Extracted entries

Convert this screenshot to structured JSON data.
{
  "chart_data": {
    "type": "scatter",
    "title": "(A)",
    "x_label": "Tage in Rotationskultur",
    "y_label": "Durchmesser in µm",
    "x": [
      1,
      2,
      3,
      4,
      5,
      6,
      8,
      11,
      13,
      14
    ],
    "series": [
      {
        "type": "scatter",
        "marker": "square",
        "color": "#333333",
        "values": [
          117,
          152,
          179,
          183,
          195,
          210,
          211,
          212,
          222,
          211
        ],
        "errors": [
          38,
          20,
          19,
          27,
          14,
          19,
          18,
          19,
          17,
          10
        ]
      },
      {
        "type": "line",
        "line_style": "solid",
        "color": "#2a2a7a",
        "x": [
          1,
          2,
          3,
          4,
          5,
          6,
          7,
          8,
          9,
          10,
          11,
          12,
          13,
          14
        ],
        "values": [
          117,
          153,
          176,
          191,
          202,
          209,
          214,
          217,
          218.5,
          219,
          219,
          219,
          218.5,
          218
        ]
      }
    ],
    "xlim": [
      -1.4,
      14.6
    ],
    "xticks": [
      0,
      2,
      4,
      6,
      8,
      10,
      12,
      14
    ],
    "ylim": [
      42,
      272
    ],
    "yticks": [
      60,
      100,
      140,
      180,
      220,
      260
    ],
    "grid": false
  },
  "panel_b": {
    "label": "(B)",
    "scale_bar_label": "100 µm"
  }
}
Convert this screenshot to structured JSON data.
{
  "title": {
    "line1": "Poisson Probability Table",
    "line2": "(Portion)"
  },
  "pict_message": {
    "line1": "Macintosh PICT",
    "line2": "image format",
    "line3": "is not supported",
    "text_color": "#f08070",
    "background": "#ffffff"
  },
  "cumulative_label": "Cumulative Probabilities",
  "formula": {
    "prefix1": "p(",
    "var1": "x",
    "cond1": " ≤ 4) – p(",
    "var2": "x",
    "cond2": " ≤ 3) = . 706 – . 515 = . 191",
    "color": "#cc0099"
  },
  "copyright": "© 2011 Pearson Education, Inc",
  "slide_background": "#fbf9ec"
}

Work to do
Repeat the data precisely, line by line.

Result
Convert this screenshot to structured JSON data.
{
  "chart_data": {
    "type": "scatter",
    "title": "(A)",
    "x_label": "Tage in Rotationskultur",
    "y_label": "Durchmesser in µm",
    "x": [
      1,
      2,
      3,
      4,
      5,
      6,
      8,
      11,
      13,
      14
    ],
    "series": [
      {
        "type": "scatter",
        "marker": "square",
        "color": "#333333",
        "values": [
          117,
          152,
          179,
          183,
          195,
          210,
          211,
          212,
          222,
          211
        ],
        "errors": [
          38,
          20,
          19,
          27,
          14,
          19,
          18,
          19,
          17,
          10
        ]
      },
      {
        "type": "line",
        "line_style": "solid",
        "color": "#2a2a7a",
        "x": [
          1,
          2,
          3,
          4,
          5,
          6,
          7,
          8,
          9,
          10,
          11,
          12,
          13,
          14
        ],
        "values": [
          117,
          153,
          176,
          191,
          202,
          209,
          214,
          217,
          218.5,
          219,
          219,
          219,
          218.5,
          218
        ]
      }
    ],
    "xlim": [
      -1.4,
      14.6
    ],
    "xticks": [
      0,
      2,
      4,
      6,
      8,
      10,
      12,
      14
    ],
    "ylim": [
      42,
      272
    ],
    "yticks": [
      60,
      100,
      140,
      180,
      220,
      260
    ],
    "grid": false
  },
  "panel_b": {
    "label": "(B)",
    "scale_bar_label": "100 µm"
  }
}
Convert this screenshot to structured JSON data.
{
  "title": {
    "line1": "Poisson Probability Table",
    "line2": "(Portion)"
  },
  "pict_message": {
    "line1": "Macintosh PICT",
    "line2": "image format",
    "line3": "is not supported",
    "text_color": "#f08070",
    "background": "#ffffff"
  },
  "cumulative_label": "Cumulative Probabilities",
  "formula": {
    "prefix1": "p(",
    "var1": "x",
    "cond1": " ≤ 4) – p(",
    "var2": "x",
    "cond2": " ≤ 3) = . 706 – . 515 = . 191",
    "color": "#cc0099"
  },
  "copyright": "© 2011 Pearson Education, Inc",
  "slide_background": "#fbf9ec"
}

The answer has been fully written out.